- DOCUMENT TEXT
"""
Seven participants (four female and three male) in Brisbane took part in our cultural probe activities and interviews. The age range of these participants were from 20 to 30 years old. In order to get useful feedback about accuracy of exercise data, we only recruited participants who have a regular habit of doing exercises, as shown in Table 1.

Table 1: Participants demographics

Data Collection

Quantitative exercise data recorded by three wearable devices from walking activity were synchronized through Bluetooth to the mobile phone application of Huawei Health. Qualitative data of observations and interviews were audio recorded and taken on the notes.

Data Analysis

The quantitative data from cultural probe activity were compared to find out the biased data deviated from the other two trackers. Only common fitness data on all three trackers were compared. Number of times of the deviation on each device under different fitness items is shown in Table 2. The qualitative data of audio recordings from interviews were transcribed and were analyzed through a thematic method using affinity diagram (Figure 3).

Figure 4: Affinity Diagram

RESULTS

The findings gathered from data analysis can be categorised into four aspects: exercise motivations, recording habits, trust of accuracy and perception about fitness data.

Motivations of continuously doing exercises

To study the exercise habits of people who exercise regularly, we investigated the frequency and the types of exercises participants do. All the participants would do exercise at least once a week. The types of exercises are various based on personal preferences, which can be categorized in either aerobic or anaerobic exercises. Apart from one participant who was enthusiastic about outdoor exercises, all the other participants (85%) prefer indoor exercises. The initial triggers to do exercises are to keep either physically healthy or mentally healthy. After a long period of persistence on doing exercises, these groups of people have explored their own pleasure and enjoy the process. The motivations of keep doing exercises are strongly personally related. Their exercise routines still exist without a fitness tracker.
"""
- WHAT YOU WILL DO
a) Using only the fitness tracker study text, decide whether each statement below agrees with it: (i) every participant exercised at least once a week; (ii) the participants ranged in age from 20 to 40; (iii) the interview transcripts were analyzed thematically with an affinity diagram. Answer yes or no for each, quoting the words of the text that settle it.
b) Continue the fitness tracker study text, starting right after its final sentence.

- DATA SEGMENT
"""
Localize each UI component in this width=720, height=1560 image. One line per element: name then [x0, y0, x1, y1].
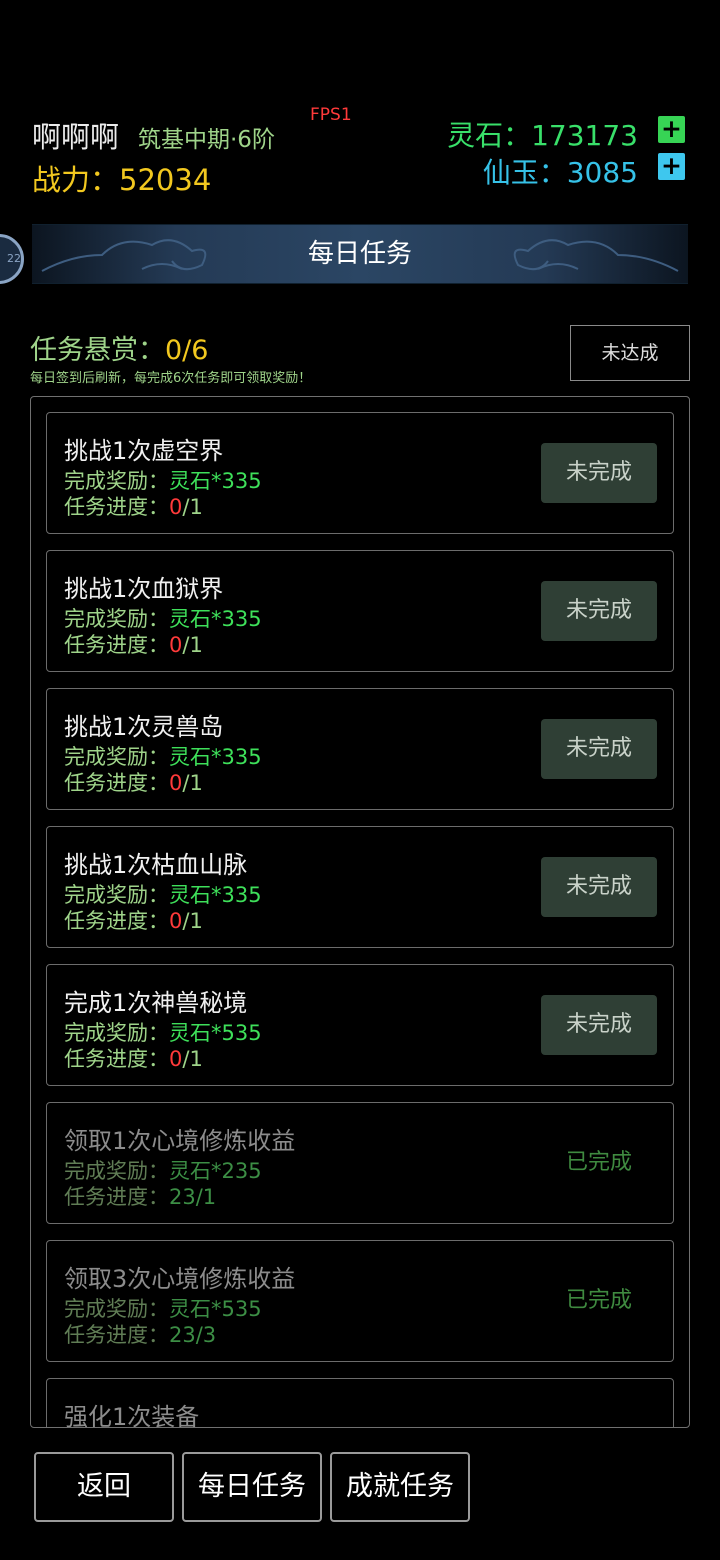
"""
- ANSWERS IN ORDER
a)
(i) Yes: "All the participants would do exercise at least once a week."
(ii) No: "The age range of these participants were from 20 to 30 years old."
(iii) Yes: "were transcribed and were analyzed through a thematic method using affinity diagram"

b)
The wearable device is not the main factor that affects my exercise, it is just a system that assists my exercise. If I do not have a wearable device, I will still do sports. (P1)

The persistency of doing exercises can have a positive effect on users.

He [Men] doesn't do it for attracting females, he does it for himself. And sports can't do without you over the time... because it only shows effects when you keep doing it. It won’t work if you give up halfway. (P5)

One of the factors mentioned by participants is the emotional delightfulness brought by fitness.

... If I feel good after running 2 kilometers, I want to keep going. I used to have an experience about the records that I challenged myself yesterday. I set the same goal for 2 kilometers and I feel much better after a long time running. I received incentives for doing it consistently. (P2)

Because when you stop, you become fat again... to make me more confident, much happier. When you have better body shape, you will become happier. And doing sports will secrete dopamine, which will also make you happy. When you study all day, you can release pressure and relax from exercise. (P4)

Another factor is that the exercise habits have been integrated as a part of their daily life. Positive feedback on their bodies makes them continue doing exercises.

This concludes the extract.